What is needed is an exact copy of the entries below, from the line that contains "Read this page and output its text content." through the final line, both included, and nothing else.

Data entries:
(begin)

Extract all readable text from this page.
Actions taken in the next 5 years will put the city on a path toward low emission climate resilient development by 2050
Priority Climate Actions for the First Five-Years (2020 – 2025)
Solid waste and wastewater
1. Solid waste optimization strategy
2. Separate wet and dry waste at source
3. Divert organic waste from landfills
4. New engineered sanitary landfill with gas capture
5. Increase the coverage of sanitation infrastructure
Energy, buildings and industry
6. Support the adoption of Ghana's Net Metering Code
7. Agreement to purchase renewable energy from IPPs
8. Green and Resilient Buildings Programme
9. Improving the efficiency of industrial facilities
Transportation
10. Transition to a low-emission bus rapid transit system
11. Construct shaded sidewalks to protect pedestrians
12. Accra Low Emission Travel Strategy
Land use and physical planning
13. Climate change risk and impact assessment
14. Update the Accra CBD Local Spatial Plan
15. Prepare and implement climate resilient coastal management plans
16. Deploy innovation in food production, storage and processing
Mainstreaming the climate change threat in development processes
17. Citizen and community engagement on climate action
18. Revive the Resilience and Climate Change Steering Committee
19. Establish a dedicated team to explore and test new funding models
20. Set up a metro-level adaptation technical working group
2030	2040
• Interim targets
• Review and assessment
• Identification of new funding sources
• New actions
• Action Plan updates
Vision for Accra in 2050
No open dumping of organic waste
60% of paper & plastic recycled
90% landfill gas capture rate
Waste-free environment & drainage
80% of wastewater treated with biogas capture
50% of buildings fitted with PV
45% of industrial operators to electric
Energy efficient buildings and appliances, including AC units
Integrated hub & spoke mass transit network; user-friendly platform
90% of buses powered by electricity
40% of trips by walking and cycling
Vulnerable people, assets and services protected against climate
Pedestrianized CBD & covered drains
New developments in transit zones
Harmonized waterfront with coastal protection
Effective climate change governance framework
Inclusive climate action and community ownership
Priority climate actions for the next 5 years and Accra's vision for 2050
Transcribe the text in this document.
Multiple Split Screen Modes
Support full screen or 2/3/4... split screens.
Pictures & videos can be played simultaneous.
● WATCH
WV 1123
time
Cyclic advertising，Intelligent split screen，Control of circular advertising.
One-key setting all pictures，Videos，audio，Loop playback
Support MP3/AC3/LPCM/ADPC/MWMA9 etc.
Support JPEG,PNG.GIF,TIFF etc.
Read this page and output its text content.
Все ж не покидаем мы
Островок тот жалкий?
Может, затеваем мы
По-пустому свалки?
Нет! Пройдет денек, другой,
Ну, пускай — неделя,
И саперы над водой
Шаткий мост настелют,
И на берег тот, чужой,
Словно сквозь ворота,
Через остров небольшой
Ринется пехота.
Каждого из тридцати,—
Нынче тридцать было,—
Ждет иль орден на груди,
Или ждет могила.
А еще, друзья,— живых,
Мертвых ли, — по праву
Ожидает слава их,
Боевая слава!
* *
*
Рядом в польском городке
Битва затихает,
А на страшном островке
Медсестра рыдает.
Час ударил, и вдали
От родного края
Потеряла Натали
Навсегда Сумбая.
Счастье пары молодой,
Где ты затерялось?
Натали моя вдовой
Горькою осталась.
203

(end)

● **Result**
Read this page and output its text content.
Все ж не покидаем мы
Островок тот жалкий?
Может, затеваем мы
По-пустому свалки?
Нет! Пройдет денек, другой,
Ну, пускай — неделя,
И саперы над водой
Шаткий мост настелют,
И на берег тот, чужой,
Словно сквозь ворота,
Через остров небольшой
Ринется пехота.
Каждого из тридцати,—
Нынче тридцать было,—
Ждет иль орден на груди,
Или ждет могила.
А еще, друзья,— живых,
Мертвых ли, — по праву
Ожидает слава их,
Боевая слава!
* *
*
Рядом в польском городке
Битва затихает,
А на страшном островке
Медсестра рыдает.
Час ударил, и вдали
От родного края
Потеряла Натали
Навсегда Сумбая.
Счастье пары молодой,
Где ты затерялось?
Натали моя вдовой
Горькою осталась.
203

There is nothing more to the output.